Copy out lines with the word "delavnico" from the material that follows.
********************
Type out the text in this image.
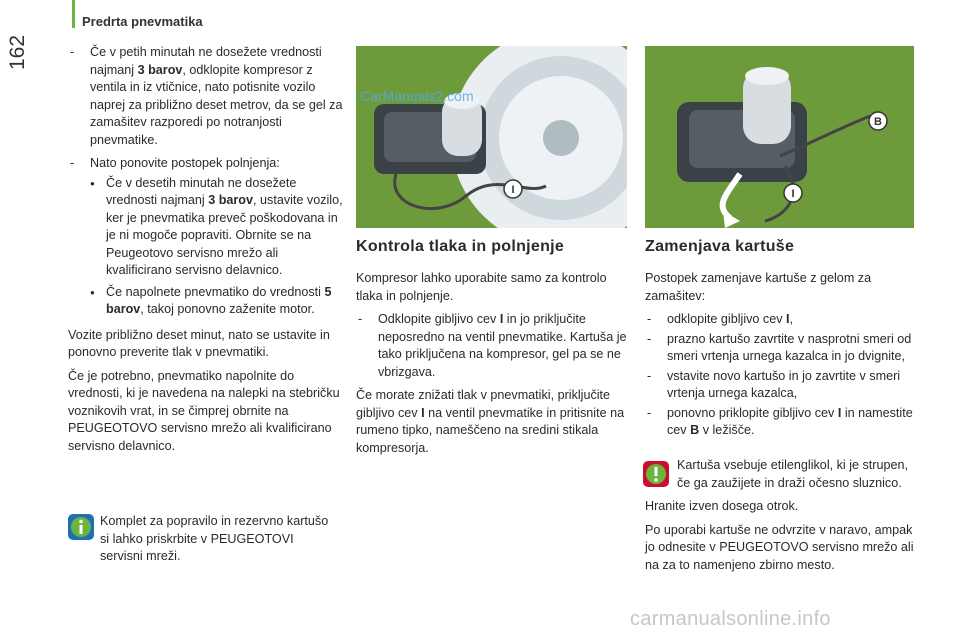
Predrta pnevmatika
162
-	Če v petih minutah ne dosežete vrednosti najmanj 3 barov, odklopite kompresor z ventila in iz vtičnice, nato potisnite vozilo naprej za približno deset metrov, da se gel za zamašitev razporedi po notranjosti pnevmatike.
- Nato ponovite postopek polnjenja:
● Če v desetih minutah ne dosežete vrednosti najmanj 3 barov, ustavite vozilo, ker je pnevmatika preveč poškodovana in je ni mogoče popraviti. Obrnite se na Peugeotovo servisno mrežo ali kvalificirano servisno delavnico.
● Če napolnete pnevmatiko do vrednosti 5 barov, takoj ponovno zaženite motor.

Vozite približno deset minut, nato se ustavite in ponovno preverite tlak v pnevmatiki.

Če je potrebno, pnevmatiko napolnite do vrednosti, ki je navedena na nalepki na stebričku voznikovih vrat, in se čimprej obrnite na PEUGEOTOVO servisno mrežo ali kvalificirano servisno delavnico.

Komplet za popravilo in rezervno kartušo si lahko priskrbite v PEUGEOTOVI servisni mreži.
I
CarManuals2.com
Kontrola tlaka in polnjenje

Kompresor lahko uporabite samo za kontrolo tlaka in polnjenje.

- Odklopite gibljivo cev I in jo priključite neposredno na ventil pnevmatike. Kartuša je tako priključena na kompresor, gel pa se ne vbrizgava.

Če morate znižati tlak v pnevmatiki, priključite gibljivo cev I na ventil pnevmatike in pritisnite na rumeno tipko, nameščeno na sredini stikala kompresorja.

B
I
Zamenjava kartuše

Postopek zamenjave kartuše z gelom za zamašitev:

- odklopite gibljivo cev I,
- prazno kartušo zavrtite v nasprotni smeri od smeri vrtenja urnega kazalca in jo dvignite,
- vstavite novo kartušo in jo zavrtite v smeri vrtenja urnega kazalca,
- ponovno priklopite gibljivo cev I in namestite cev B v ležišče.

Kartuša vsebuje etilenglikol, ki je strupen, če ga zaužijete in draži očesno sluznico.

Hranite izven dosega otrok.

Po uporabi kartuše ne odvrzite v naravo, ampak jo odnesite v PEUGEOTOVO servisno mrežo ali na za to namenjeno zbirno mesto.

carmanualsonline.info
********************
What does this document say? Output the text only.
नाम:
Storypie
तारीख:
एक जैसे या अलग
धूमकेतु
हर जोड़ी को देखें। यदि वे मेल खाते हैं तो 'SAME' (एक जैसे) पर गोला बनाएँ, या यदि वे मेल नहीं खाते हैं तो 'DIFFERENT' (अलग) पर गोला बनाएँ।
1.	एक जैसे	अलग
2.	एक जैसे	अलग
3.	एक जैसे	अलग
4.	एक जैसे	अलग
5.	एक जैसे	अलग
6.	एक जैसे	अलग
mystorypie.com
********************
*Response below*.
● Če v desetih minutah ne dosežete vrednosti najmanj 3 barov, ustavite vozilo, ker je pnevmatika preveč poškodovana in je ni mogoče popraviti. Obrnite se na Peugeotovo servisno mrežo ali kvalificirano servisno delavnico.
Če je potrebno, pnevmatiko napolnite do vrednosti, ki je navedena na nalepki na stebričku voznikovih vrat, in se čimprej obrnite na PEUGEOTOVO servisno mrežo ali kvalificirano servisno delavnico.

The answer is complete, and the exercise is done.